**What you need to do:** Wherever "electrodo" appears in a line, copy that line.

**The data:**
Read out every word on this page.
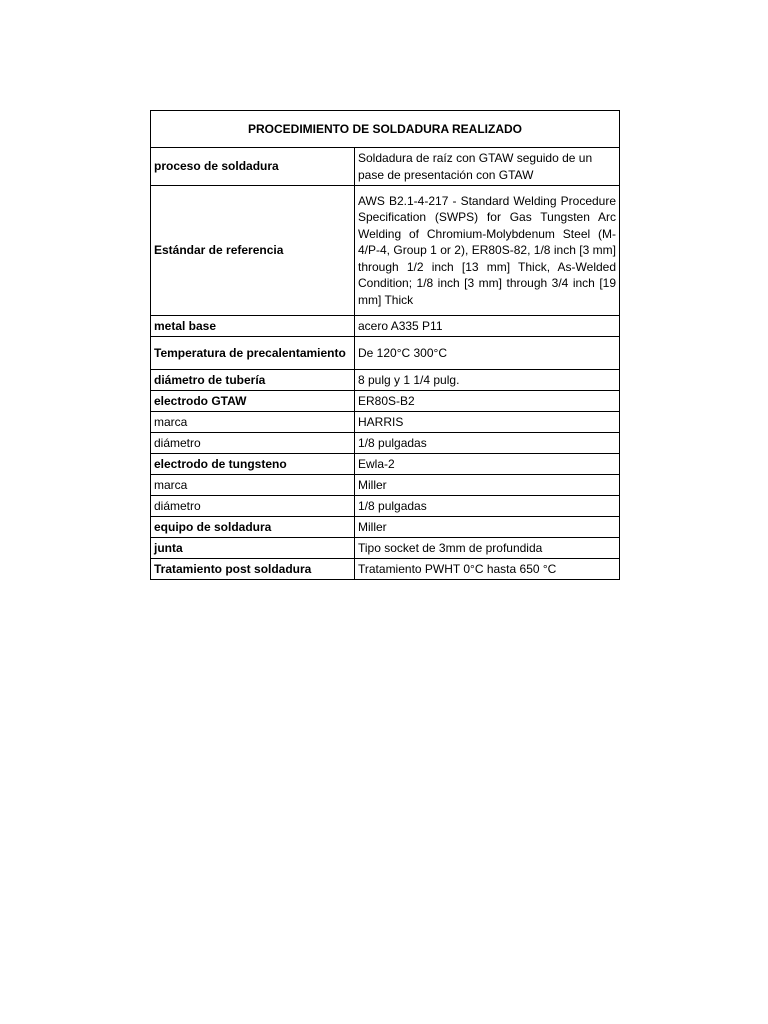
PROCEDIMIENTO DE SOLDADURA REALIZADO	
proceso de soldadura	Soldadura de raíz con GTAW seguido de un pase de presentación con GTAW
Estándar de referencia	AWS B2.1-4-217 - Standard Welding Procedure Specification (SWPS) for Gas Tungsten Arc Welding of Chromium-Molybdenum Steel (M-4/P-4, Group 1 or 2), ER80S-82, 1/8 inch [3 mm] through 1/2 inch [13 mm] Thick, As-Welded Condition; 1/8 inch [3 mm] through 3/4 inch [19 mm] Thick
metal base	acero A335 P11
Temperatura de precalentamiento	De 120°C 300°C
diámetro de tubería	8 pulg y 1 1/4 pulg.
electrodo GTAW	ER80S-B2
marca	HARRIS
diámetro	1/8 pulgadas
electrodo de tungsteno	Ewla-2
marca	Miller
diámetro	1/8 pulgadas
equipo de soldadura	Miller
junta	Tipo socket de 3mm de profundida
Tratamiento post soldadura	Tratamiento PWHT 0°C hasta 650 °C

**Result for this task:**
electrodo GTAW	ER80S-B2
electrodo de tungsteno	Ewla-2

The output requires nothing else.